* **OBJECTIVE**
Write out the entries below once more, exactly, with the pictures left out.

** START **

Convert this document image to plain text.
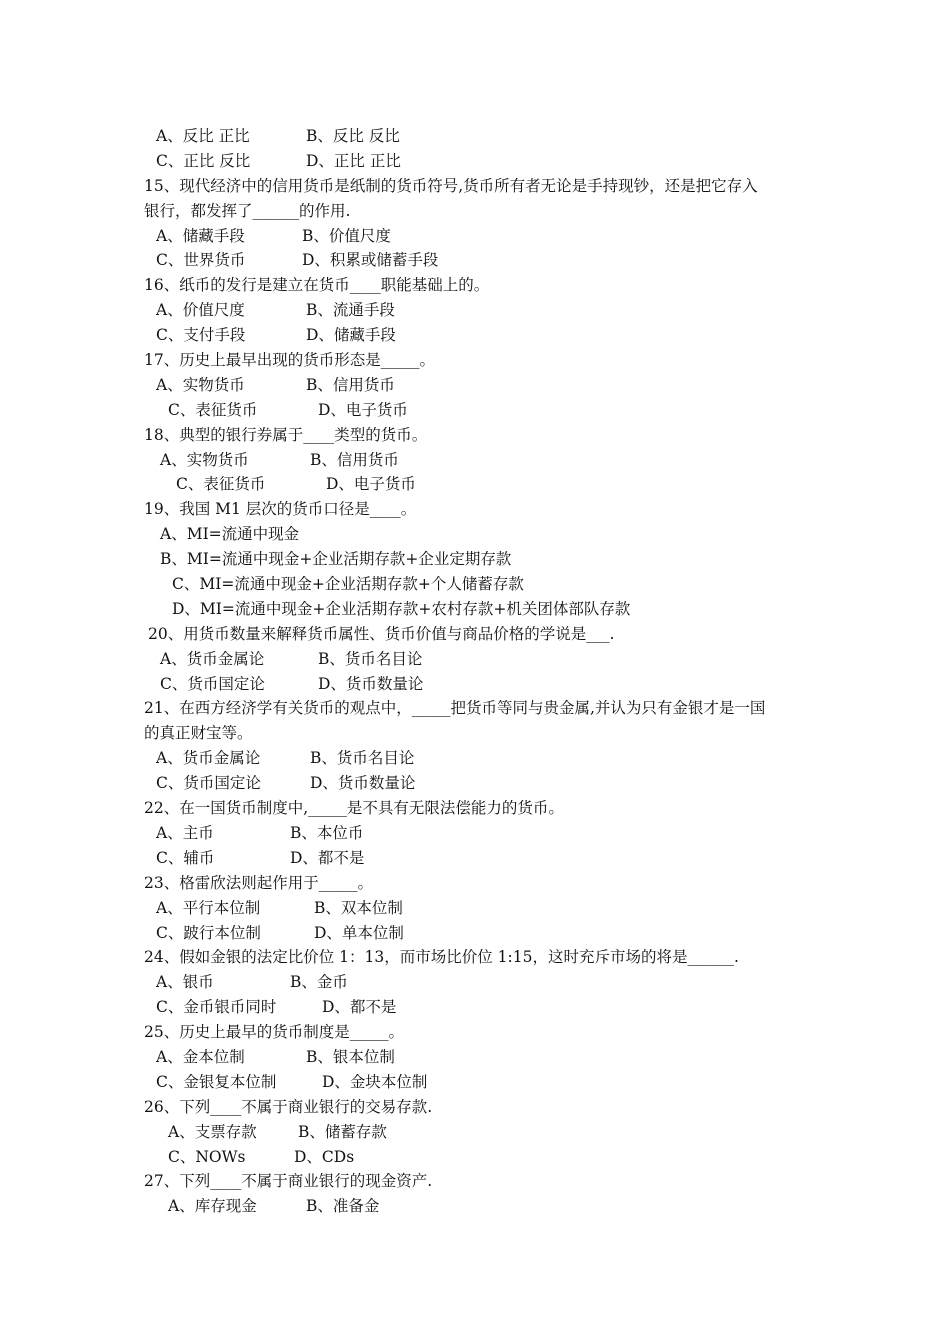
A、反比 正比	B、反比 反比
C、正比 反比	D、正比 正比
15、现代经济中的信用货币是纸制的货币符号,货币所有者无论是手持现钞，还是把它存入
银行，都发挥了______的作用.
A、储藏手段	B、价值尺度
C、世界货币	D、积累或储蓄手段
16、纸币的发行是建立在货币____职能基础上的。
A、价值尺度	B、流通手段
C、支付手段	D、储藏手段
17、历史上最早出现的货币形态是_____。
A、实物货币	B、信用货币
C、表征货币	D、电子货币
18、典型的银行券属于____类型的货币。
A、实物货币	B、信用货币
C、表征货币	D、电子货币
19、我国 M1 层次的货币口径是____。
A、MI=流通中现金
B、MI=流通中现金+企业活期存款+企业定期存款
C、MI=流通中现金+企业活期存款+个人储蓄存款
D、MI=流通中现金+企业活期存款+农村存款+机关团体部队存款
20、用货币数量来解释货币属性、货币价值与商品价格的学说是___.
A、货币金属论	B、货币名目论
C、货币国定论	D、货币数量论
21、在西方经济学有关货币的观点中，_____把货币等同与贵金属,并认为只有金银才是一国
的真正财宝等。
A、货币金属论	B、货币名目论
C、货币国定论	D、货币数量论
22、在一国货币制度中,_____是不具有无限法偿能力的货币。
A、主币	B、本位币
C、辅币	D、都不是
23、格雷欣法则起作用于_____。
A、平行本位制	B、双本位制
C、跛行本位制	D、单本位制
24、假如金银的法定比价位 1：13，而市场比价位 1:15，这时充斥市场的将是______.
A、银币	B、金币
C、金币银币同时	D、都不是
25、历史上最早的货币制度是_____。
A、金本位制	B、银本位制
C、金银复本位制	D、金块本位制
26、下列____不属于商业银行的交易存款.
A、支票存款	B、储蓄存款
C、NOWs	D、CDs
27、下列____不属于商业银行的现金资产.
A、库存现金	B、准备金
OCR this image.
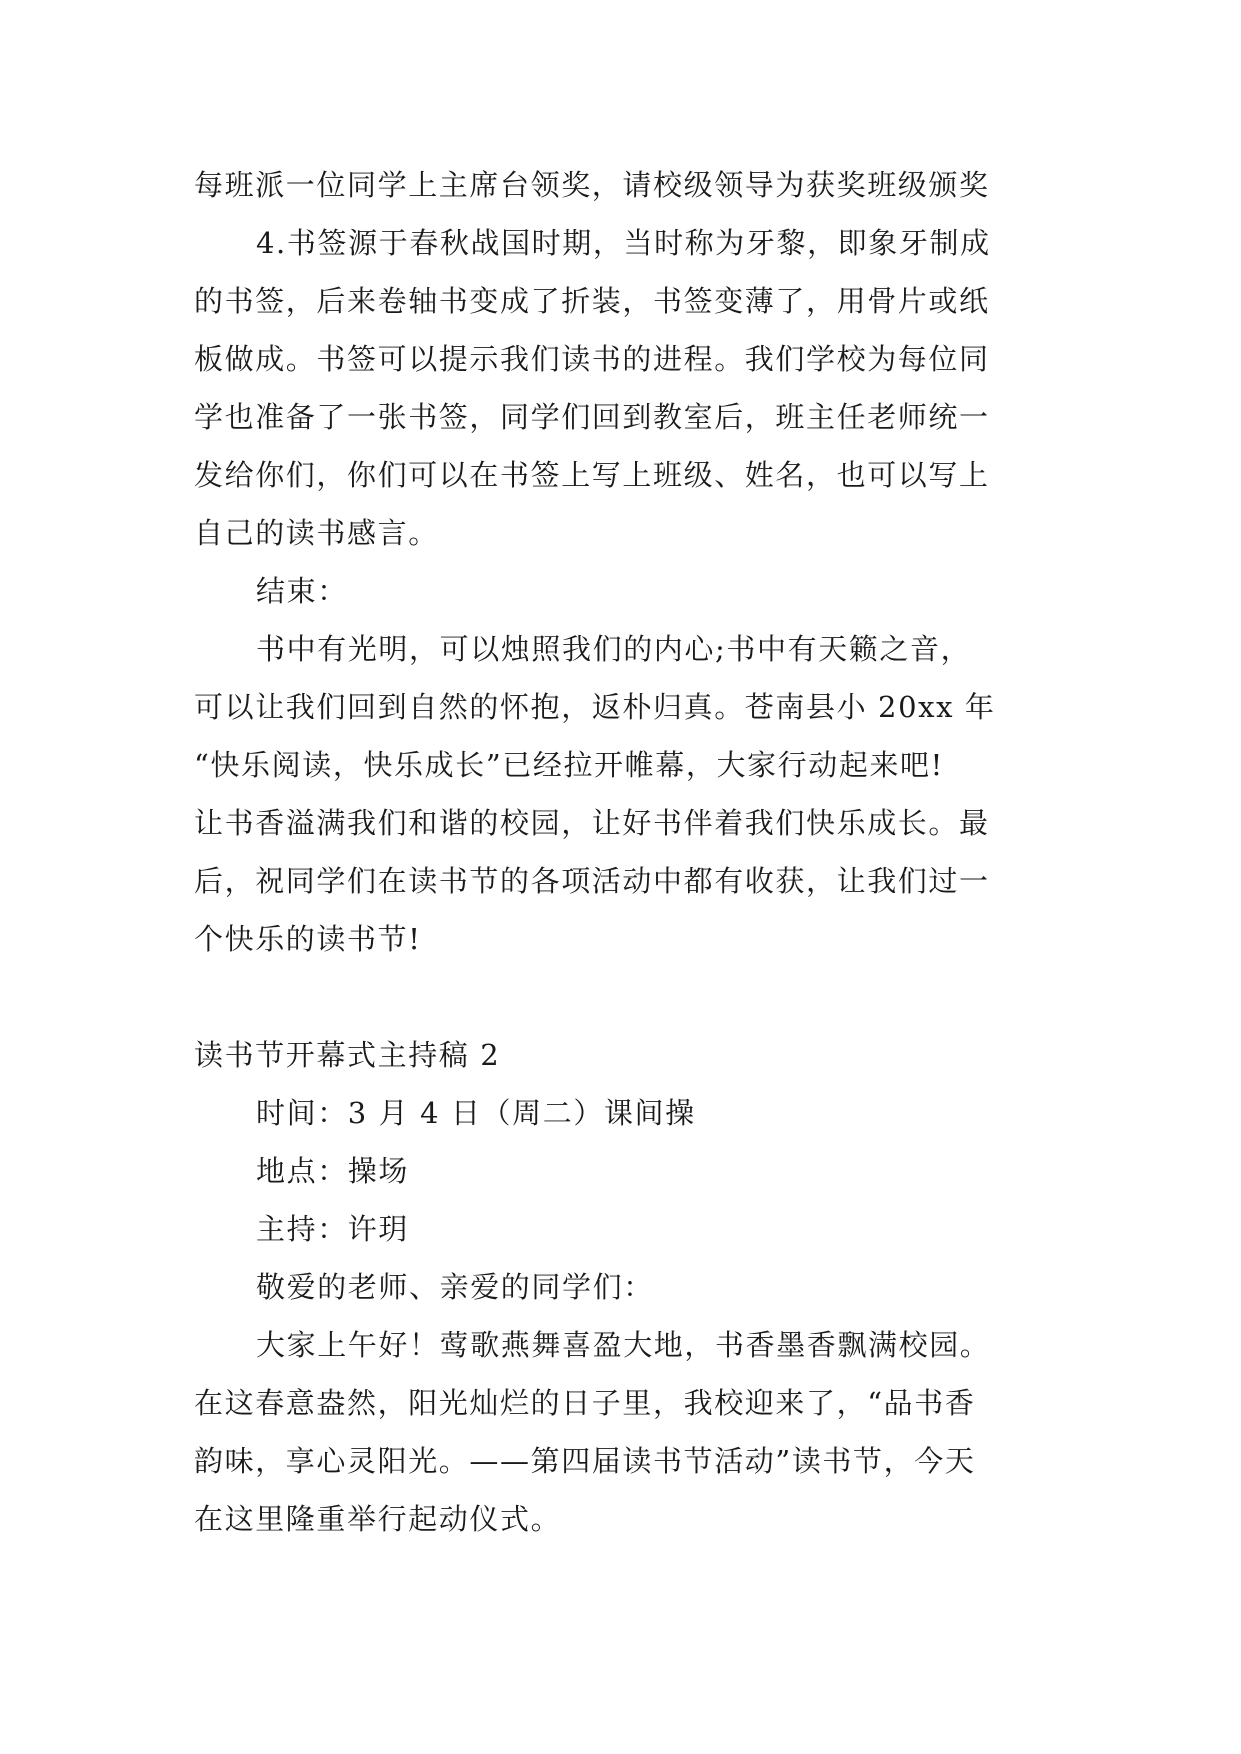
每班派一位同学上主席台领奖，请校级领导为获奖班级颁奖

4.书签源于春秋战国时期，当时称为牙黎，即象牙制成

的书签，后来卷轴书变成了折装，书签变薄了，用骨片或纸

板做成。书签可以提示我们读书的进程。我们学校为每位同

学也准备了一张书签，同学们回到教室后，班主任老师统一

发给你们，你们可以在书签上写上班级、姓名，也可以写上

自己的读书感言。

结束：

书中有光明，可以烛照我们的内心;书中有天籁之音，

可以让我们回到自然的怀抱，返朴归真。苍南县小 20xx 年

“快乐阅读，快乐成长”已经拉开帷幕，大家行动起来吧!

让书香溢满我们和谐的校园，让好书伴着我们快乐成长。最

后，祝同学们在读书节的各项活动中都有收获，让我们过一

个快乐的读书节!

读书节开幕式主持稿 2

时间：3 月 4 日（周二）课间操

地点：操场

主持：许玥

敬爱的老师、亲爱的同学们：

大家上午好！莺歌燕舞喜盈大地，书香墨香飘满校园。

在这春意盎然，阳光灿烂的日子里，我校迎来了，“品书香

韵味，享心灵阳光。——第四届读书节活动”读书节，今天

在这里隆重举行起动仪式。
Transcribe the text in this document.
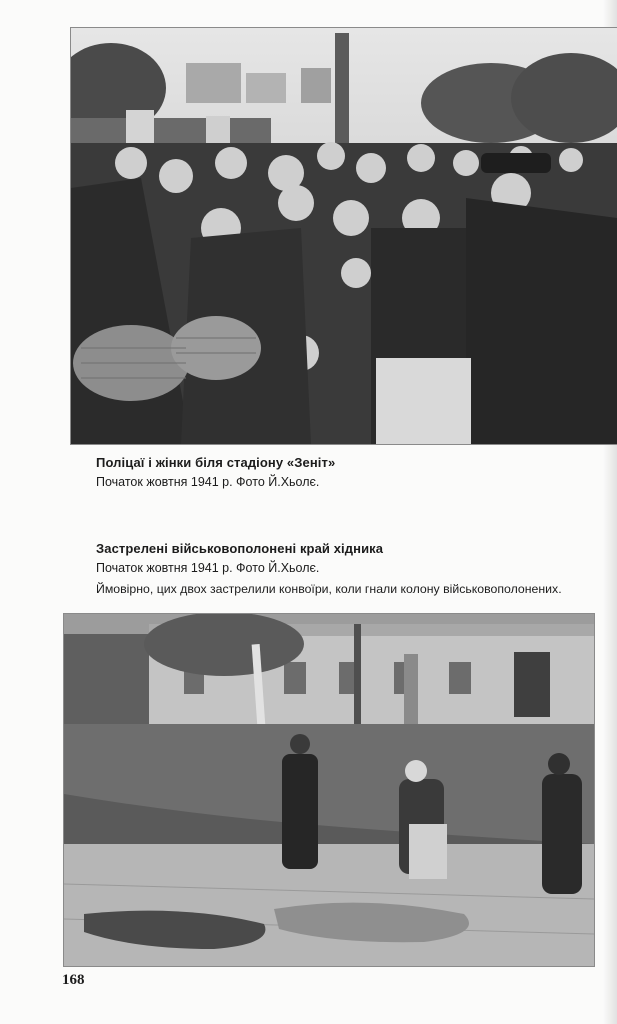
Поліцаї і жінки біля стадіону «Зеніт»
Початок жовтня 1941 р. Фото Й.Хьолє.
Застрелені військовополонені край хідника
Початок жовтня 1941 р. Фото Й.Хьолє.
Ймовірно, цих двох застрелили конвоїри, коли гнали колону військовополонених.
168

** END **

* **RESPONSE BELOW**
Convert this document image to plain text.
A、反比 正比	B、反比 反比
C、正比 反比	D、正比 正比
15、现代经济中的信用货币是纸制的货币符号,货币所有者无论是手持现钞，还是把它存入
银行，都发挥了______的作用.
A、储藏手段	B、价值尺度
C、世界货币	D、积累或储蓄手段
16、纸币的发行是建立在货币____职能基础上的。
A、价值尺度	B、流通手段
C、支付手段	D、储藏手段
17、历史上最早出现的货币形态是_____。
A、实物货币	B、信用货币
C、表征货币	D、电子货币
18、典型的银行券属于____类型的货币。
A、实物货币	B、信用货币
C、表征货币	D、电子货币
19、我国 M1 层次的货币口径是____。
A、MI=流通中现金
B、MI=流通中现金+企业活期存款+企业定期存款
C、MI=流通中现金+企业活期存款+个人储蓄存款
D、MI=流通中现金+企业活期存款+农村存款+机关团体部队存款
20、用货币数量来解释货币属性、货币价值与商品价格的学说是___.
A、货币金属论	B、货币名目论
C、货币国定论	D、货币数量论
21、在西方经济学有关货币的观点中，_____把货币等同与贵金属,并认为只有金银才是一国
的真正财宝等。
A、货币金属论	B、货币名目论
C、货币国定论	D、货币数量论
22、在一国货币制度中,_____是不具有无限法偿能力的货币。
A、主币	B、本位币
C、辅币	D、都不是
23、格雷欣法则起作用于_____。
A、平行本位制	B、双本位制
C、跛行本位制	D、单本位制
24、假如金银的法定比价位 1：13，而市场比价位 1:15，这时充斥市场的将是______.
A、银币	B、金币
C、金币银币同时	D、都不是
25、历史上最早的货币制度是_____。
A、金本位制	B、银本位制
C、金银复本位制	D、金块本位制
26、下列____不属于商业银行的交易存款.
A、支票存款	B、储蓄存款
C、NOWs	D、CDs
27、下列____不属于商业银行的现金资产.
A、库存现金	B、准备金
OCR this image.
每班派一位同学上主席台领奖，请校级领导为获奖班级颁奖

4.书签源于春秋战国时期，当时称为牙黎，即象牙制成

的书签，后来卷轴书变成了折装，书签变薄了，用骨片或纸

板做成。书签可以提示我们读书的进程。我们学校为每位同

学也准备了一张书签，同学们回到教室后，班主任老师统一

发给你们，你们可以在书签上写上班级、姓名，也可以写上

自己的读书感言。

结束：

书中有光明，可以烛照我们的内心;书中有天籁之音，

可以让我们回到自然的怀抱，返朴归真。苍南县小 20xx 年

“快乐阅读，快乐成长”已经拉开帷幕，大家行动起来吧!

让书香溢满我们和谐的校园，让好书伴着我们快乐成长。最

后，祝同学们在读书节的各项活动中都有收获，让我们过一

个快乐的读书节!

读书节开幕式主持稿 2

时间：3 月 4 日（周二）课间操

地点：操场

主持：许玥

敬爱的老师、亲爱的同学们：

大家上午好！莺歌燕舞喜盈大地，书香墨香飘满校园。

在这春意盎然，阳光灿烂的日子里，我校迎来了，“品书香

韵味，享心灵阳光。——第四届读书节活动”读书节，今天

在这里隆重举行起动仪式。
Transcribe the text in this document.
Поліцаї і жінки біля стадіону «Зеніт»
Початок жовтня 1941 р. Фото Й.Хьолє.
Застрелені військовополонені край хідника
Початок жовтня 1941 р. Фото Й.Хьолє.
Ймовірно, цих двох застрелили конвоїри, коли гнали колону військовополонених.
168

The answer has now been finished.